Restate the full set of records exactly, word for word.
···
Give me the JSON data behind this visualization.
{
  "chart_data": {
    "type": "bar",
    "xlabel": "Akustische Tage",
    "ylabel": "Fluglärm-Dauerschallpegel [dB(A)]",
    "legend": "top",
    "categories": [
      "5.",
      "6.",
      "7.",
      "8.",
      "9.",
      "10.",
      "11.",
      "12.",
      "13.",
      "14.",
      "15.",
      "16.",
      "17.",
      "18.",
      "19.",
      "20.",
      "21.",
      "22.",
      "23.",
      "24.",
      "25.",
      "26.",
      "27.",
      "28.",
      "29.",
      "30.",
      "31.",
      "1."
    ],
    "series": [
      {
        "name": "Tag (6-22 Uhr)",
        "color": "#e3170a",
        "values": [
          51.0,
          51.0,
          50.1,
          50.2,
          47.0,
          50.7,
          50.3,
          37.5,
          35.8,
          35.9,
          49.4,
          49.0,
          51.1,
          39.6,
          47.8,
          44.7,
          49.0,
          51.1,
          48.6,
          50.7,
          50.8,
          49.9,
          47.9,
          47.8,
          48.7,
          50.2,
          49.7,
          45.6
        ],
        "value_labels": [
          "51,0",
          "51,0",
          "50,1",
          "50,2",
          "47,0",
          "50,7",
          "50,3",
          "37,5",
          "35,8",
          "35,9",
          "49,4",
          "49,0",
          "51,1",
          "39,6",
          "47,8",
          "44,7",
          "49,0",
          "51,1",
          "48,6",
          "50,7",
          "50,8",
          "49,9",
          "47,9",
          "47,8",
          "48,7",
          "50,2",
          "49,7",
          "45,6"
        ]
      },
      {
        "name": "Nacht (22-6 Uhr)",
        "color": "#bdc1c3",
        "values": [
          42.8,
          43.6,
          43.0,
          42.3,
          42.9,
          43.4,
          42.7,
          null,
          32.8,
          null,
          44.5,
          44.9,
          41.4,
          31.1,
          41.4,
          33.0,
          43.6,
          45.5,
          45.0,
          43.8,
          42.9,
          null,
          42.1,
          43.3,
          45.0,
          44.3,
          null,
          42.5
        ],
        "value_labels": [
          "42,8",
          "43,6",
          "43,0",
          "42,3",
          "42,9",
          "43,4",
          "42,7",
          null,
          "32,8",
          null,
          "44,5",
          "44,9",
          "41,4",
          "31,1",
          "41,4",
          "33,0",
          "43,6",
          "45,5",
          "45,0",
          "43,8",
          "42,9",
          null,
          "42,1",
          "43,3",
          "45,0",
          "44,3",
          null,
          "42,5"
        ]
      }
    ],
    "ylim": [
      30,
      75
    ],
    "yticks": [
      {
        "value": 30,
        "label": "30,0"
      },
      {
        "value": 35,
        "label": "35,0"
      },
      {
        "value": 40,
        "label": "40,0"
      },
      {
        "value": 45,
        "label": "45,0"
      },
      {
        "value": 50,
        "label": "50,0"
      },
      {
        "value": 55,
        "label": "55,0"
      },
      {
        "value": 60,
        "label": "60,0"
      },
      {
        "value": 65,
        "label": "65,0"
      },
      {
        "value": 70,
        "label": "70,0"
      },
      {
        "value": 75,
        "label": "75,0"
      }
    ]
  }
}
···
Complete answer:
Give me the JSON data behind this visualization.
{
  "chart_data": {
    "type": "bar",
    "xlabel": "Akustische Tage",
    "ylabel": "Fluglärm-Dauerschallpegel [dB(A)]",
    "legend": "top",
    "categories": [
      "5.",
      "6.",
      "7.",
      "8.",
      "9.",
      "10.",
      "11.",
      "12.",
      "13.",
      "14.",
      "15.",
      "16.",
      "17.",
      "18.",
      "19.",
      "20.",
      "21.",
      "22.",
      "23.",
      "24.",
      "25.",
      "26.",
      "27.",
      "28.",
      "29.",
      "30.",
      "31.",
      "1."
    ],
    "series": [
      {
        "name": "Tag (6-22 Uhr)",
        "color": "#e3170a",
        "values": [
          51.0,
          51.0,
          50.1,
          50.2,
          47.0,
          50.7,
          50.3,
          37.5,
          35.8,
          35.9,
          49.4,
          49.0,
          51.1,
          39.6,
          47.8,
          44.7,
          49.0,
          51.1,
          48.6,
          50.7,
          50.8,
          49.9,
          47.9,
          47.8,
          48.7,
          50.2,
          49.7,
          45.6
        ],
        "value_labels": [
          "51,0",
          "51,0",
          "50,1",
          "50,2",
          "47,0",
          "50,7",
          "50,3",
          "37,5",
          "35,8",
          "35,9",
          "49,4",
          "49,0",
          "51,1",
          "39,6",
          "47,8",
          "44,7",
          "49,0",
          "51,1",
          "48,6",
          "50,7",
          "50,8",
          "49,9",
          "47,9",
          "47,8",
          "48,7",
          "50,2",
          "49,7",
          "45,6"
        ]
      },
      {
        "name": "Nacht (22-6 Uhr)",
        "color": "#bdc1c3",
        "values": [
          42.8,
          43.6,
          43.0,
          42.3,
          42.9,
          43.4,
          42.7,
          null,
          32.8,
          null,
          44.5,
          44.9,
          41.4,
          31.1,
          41.4,
          33.0,
          43.6,
          45.5,
          45.0,
          43.8,
          42.9,
          null,
          42.1,
          43.3,
          45.0,
          44.3,
          null,
          42.5
        ],
        "value_labels": [
          "42,8",
          "43,6",
          "43,0",
          "42,3",
          "42,9",
          "43,4",
          "42,7",
          null,
          "32,8",
          null,
          "44,5",
          "44,9",
          "41,4",
          "31,1",
          "41,4",
          "33,0",
          "43,6",
          "45,5",
          "45,0",
          "43,8",
          "42,9",
          null,
          "42,1",
          "43,3",
          "45,0",
          "44,3",
          null,
          "42,5"
        ]
      }
    ],
    "ylim": [
      30,
      75
    ],
    "yticks": [
      {
        "value": 30,
        "label": "30,0"
      },
      {
        "value": 35,
        "label": "35,0"
      },
      {
        "value": 40,
        "label": "40,0"
      },
      {
        "value": 45,
        "label": "45,0"
      },
      {
        "value": 50,
        "label": "50,0"
      },
      {
        "value": 55,
        "label": "55,0"
      },
      {
        "value": 60,
        "label": "60,0"
      },
      {
        "value": 65,
        "label": "65,0"
      },
      {
        "value": 70,
        "label": "70,0"
      },
      {
        "value": 75,
        "label": "75,0"
      }
    ]
  }
}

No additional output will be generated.